Required task: Drop every picture and give the entries back exactly.

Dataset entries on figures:
⁂

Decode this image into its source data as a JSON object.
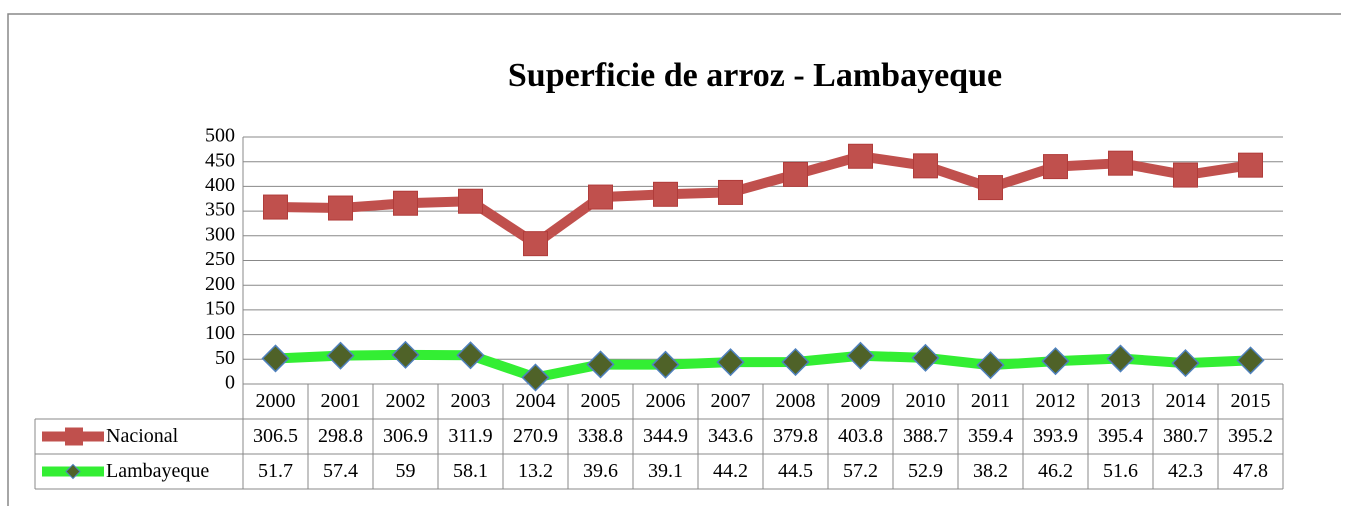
{
  "chart_data": {
    "type": "line",
    "stacked": true,
    "title": "Superficie de arroz - Lambayeque",
    "categories": [
      "2000",
      "2001",
      "2002",
      "2003",
      "2004",
      "2005",
      "2006",
      "2007",
      "2008",
      "2009",
      "2010",
      "2011",
      "2012",
      "2013",
      "2014",
      "2015"
    ],
    "series": [
      {
        "name": "Nacional",
        "color": "#c0504d",
        "marker": "square",
        "values": [
          306.5,
          298.8,
          306.9,
          311.9,
          270.9,
          338.8,
          344.9,
          343.6,
          379.8,
          403.8,
          388.7,
          359.4,
          393.9,
          395.4,
          380.7,
          395.2
        ]
      },
      {
        "name": "Lambayeque",
        "color": "#33ee33",
        "marker": "diamond",
        "values": [
          51.7,
          57.4,
          59,
          58.1,
          13.2,
          39.6,
          39.1,
          44.2,
          44.5,
          57.2,
          52.9,
          38.2,
          46.2,
          51.6,
          42.3,
          47.8
        ]
      }
    ],
    "ylim": [
      0,
      500
    ],
    "yticks": [
      0,
      50,
      100,
      150,
      200,
      250,
      300,
      350,
      400,
      450,
      500
    ],
    "grid": true,
    "data_table": true
  }
}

⁂

Task response:
Decode this image into its source data as a JSON object.
{
  "chart_data": {
    "type": "line",
    "stacked": true,
    "title": "Superficie de arroz - Lambayeque",
    "categories": [
      "2000",
      "2001",
      "2002",
      "2003",
      "2004",
      "2005",
      "2006",
      "2007",
      "2008",
      "2009",
      "2010",
      "2011",
      "2012",
      "2013",
      "2014",
      "2015"
    ],
    "series": [
      {
        "name": "Nacional",
        "color": "#c0504d",
        "marker": "square",
        "values": [
          306.5,
          298.8,
          306.9,
          311.9,
          270.9,
          338.8,
          344.9,
          343.6,
          379.8,
          403.8,
          388.7,
          359.4,
          393.9,
          395.4,
          380.7,
          395.2
        ]
      },
      {
        "name": "Lambayeque",
        "color": "#33ee33",
        "marker": "diamond",
        "values": [
          51.7,
          57.4,
          59,
          58.1,
          13.2,
          39.6,
          39.1,
          44.2,
          44.5,
          57.2,
          52.9,
          38.2,
          46.2,
          51.6,
          42.3,
          47.8
        ]
      }
    ],
    "ylim": [
      0,
      500
    ],
    "yticks": [
      0,
      50,
      100,
      150,
      200,
      250,
      300,
      350,
      400,
      450,
      500
    ],
    "grid": true,
    "data_table": true
  }
}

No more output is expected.